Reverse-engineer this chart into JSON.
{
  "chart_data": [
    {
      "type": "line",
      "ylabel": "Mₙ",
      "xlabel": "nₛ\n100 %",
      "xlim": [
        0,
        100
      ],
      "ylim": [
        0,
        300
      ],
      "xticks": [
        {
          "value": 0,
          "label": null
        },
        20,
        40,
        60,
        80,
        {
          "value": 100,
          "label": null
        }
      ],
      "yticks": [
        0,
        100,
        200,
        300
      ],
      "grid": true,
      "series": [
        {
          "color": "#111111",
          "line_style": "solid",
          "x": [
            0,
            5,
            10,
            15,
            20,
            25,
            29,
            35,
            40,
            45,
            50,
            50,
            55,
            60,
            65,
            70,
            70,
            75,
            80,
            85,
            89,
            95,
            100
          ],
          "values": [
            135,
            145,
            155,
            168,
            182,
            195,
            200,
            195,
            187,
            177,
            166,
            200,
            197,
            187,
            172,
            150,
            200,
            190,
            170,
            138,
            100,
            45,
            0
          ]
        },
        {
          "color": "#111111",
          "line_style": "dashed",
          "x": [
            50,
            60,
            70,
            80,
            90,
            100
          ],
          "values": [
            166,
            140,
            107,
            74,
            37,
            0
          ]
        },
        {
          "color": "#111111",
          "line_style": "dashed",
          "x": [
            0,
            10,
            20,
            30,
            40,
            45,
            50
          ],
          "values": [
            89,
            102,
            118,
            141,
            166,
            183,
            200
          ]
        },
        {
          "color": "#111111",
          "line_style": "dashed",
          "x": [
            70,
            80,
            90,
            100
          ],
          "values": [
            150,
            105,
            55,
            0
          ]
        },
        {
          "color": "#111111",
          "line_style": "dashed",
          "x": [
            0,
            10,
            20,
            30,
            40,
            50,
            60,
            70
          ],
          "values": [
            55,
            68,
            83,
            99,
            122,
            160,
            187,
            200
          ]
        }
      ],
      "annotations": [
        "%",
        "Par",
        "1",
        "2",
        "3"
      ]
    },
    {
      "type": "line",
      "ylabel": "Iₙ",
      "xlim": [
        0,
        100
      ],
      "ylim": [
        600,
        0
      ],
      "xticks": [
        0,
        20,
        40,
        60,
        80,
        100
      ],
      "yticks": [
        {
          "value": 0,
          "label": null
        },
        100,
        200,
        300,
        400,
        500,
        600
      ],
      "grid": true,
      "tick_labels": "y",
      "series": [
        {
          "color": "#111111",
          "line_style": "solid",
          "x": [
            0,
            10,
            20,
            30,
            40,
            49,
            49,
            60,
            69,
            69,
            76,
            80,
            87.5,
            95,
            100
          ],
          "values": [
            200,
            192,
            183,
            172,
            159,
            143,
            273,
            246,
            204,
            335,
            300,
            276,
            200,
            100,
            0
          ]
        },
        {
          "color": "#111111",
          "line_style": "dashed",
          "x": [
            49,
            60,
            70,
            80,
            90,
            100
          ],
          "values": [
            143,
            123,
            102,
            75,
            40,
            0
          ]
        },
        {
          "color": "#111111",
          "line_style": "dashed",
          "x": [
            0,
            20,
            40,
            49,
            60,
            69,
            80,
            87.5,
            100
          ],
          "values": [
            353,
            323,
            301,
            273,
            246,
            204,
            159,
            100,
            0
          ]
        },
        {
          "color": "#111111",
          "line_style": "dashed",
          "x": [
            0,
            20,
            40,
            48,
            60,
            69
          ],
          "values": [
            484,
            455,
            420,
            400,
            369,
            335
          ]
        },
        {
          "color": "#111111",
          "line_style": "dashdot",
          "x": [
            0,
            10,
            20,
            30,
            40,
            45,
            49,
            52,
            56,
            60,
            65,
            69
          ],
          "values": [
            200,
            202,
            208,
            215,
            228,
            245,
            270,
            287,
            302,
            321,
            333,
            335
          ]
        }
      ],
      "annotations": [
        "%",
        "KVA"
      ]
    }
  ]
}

_Exercise_
Each entry above is to be quoted exactly.

_Result_
Reverse-engineer this chart into JSON.
{
  "chart_data": [
    {
      "type": "line",
      "ylabel": "Mₙ",
      "xlabel": "nₛ\n100 %",
      "xlim": [
        0,
        100
      ],
      "ylim": [
        0,
        300
      ],
      "xticks": [
        {
          "value": 0,
          "label": null
        },
        20,
        40,
        60,
        80,
        {
          "value": 100,
          "label": null
        }
      ],
      "yticks": [
        0,
        100,
        200,
        300
      ],
      "grid": true,
      "series": [
        {
          "color": "#111111",
          "line_style": "solid",
          "x": [
            0,
            5,
            10,
            15,
            20,
            25,
            29,
            35,
            40,
            45,
            50,
            50,
            55,
            60,
            65,
            70,
            70,
            75,
            80,
            85,
            89,
            95,
            100
          ],
          "values": [
            135,
            145,
            155,
            168,
            182,
            195,
            200,
            195,
            187,
            177,
            166,
            200,
            197,
            187,
            172,
            150,
            200,
            190,
            170,
            138,
            100,
            45,
            0
          ]
        },
        {
          "color": "#111111",
          "line_style": "dashed",
          "x": [
            50,
            60,
            70,
            80,
            90,
            100
          ],
          "values": [
            166,
            140,
            107,
            74,
            37,
            0
          ]
        },
        {
          "color": "#111111",
          "line_style": "dashed",
          "x": [
            0,
            10,
            20,
            30,
            40,
            45,
            50
          ],
          "values": [
            89,
            102,
            118,
            141,
            166,
            183,
            200
          ]
        },
        {
          "color": "#111111",
          "line_style": "dashed",
          "x": [
            70,
            80,
            90,
            100
          ],
          "values": [
            150,
            105,
            55,
            0
          ]
        },
        {
          "color": "#111111",
          "line_style": "dashed",
          "x": [
            0,
            10,
            20,
            30,
            40,
            50,
            60,
            70
          ],
          "values": [
            55,
            68,
            83,
            99,
            122,
            160,
            187,
            200
          ]
        }
      ],
      "annotations": [
        "%",
        "Par",
        "1",
        "2",
        "3"
      ]
    },
    {
      "type": "line",
      "ylabel": "Iₙ",
      "xlim": [
        0,
        100
      ],
      "ylim": [
        600,
        0
      ],
      "xticks": [
        0,
        20,
        40,
        60,
        80,
        100
      ],
      "yticks": [
        {
          "value": 0,
          "label": null
        },
        100,
        200,
        300,
        400,
        500,
        600
      ],
      "grid": true,
      "tick_labels": "y",
      "series": [
        {
          "color": "#111111",
          "line_style": "solid",
          "x": [
            0,
            10,
            20,
            30,
            40,
            49,
            49,
            60,
            69,
            69,
            76,
            80,
            87.5,
            95,
            100
          ],
          "values": [
            200,
            192,
            183,
            172,
            159,
            143,
            273,
            246,
            204,
            335,
            300,
            276,
            200,
            100,
            0
          ]
        },
        {
          "color": "#111111",
          "line_style": "dashed",
          "x": [
            49,
            60,
            70,
            80,
            90,
            100
          ],
          "values": [
            143,
            123,
            102,
            75,
            40,
            0
          ]
        },
        {
          "color": "#111111",
          "line_style": "dashed",
          "x": [
            0,
            20,
            40,
            49,
            60,
            69,
            80,
            87.5,
            100
          ],
          "values": [
            353,
            323,
            301,
            273,
            246,
            204,
            159,
            100,
            0
          ]
        },
        {
          "color": "#111111",
          "line_style": "dashed",
          "x": [
            0,
            20,
            40,
            48,
            60,
            69
          ],
          "values": [
            484,
            455,
            420,
            400,
            369,
            335
          ]
        },
        {
          "color": "#111111",
          "line_style": "dashdot",
          "x": [
            0,
            10,
            20,
            30,
            40,
            45,
            49,
            52,
            56,
            60,
            65,
            69
          ],
          "values": [
            200,
            202,
            208,
            215,
            228,
            245,
            270,
            287,
            302,
            321,
            333,
            335
          ]
        }
      ],
      "annotations": [
        "%",
        "KVA"
      ]
    }
  ]
}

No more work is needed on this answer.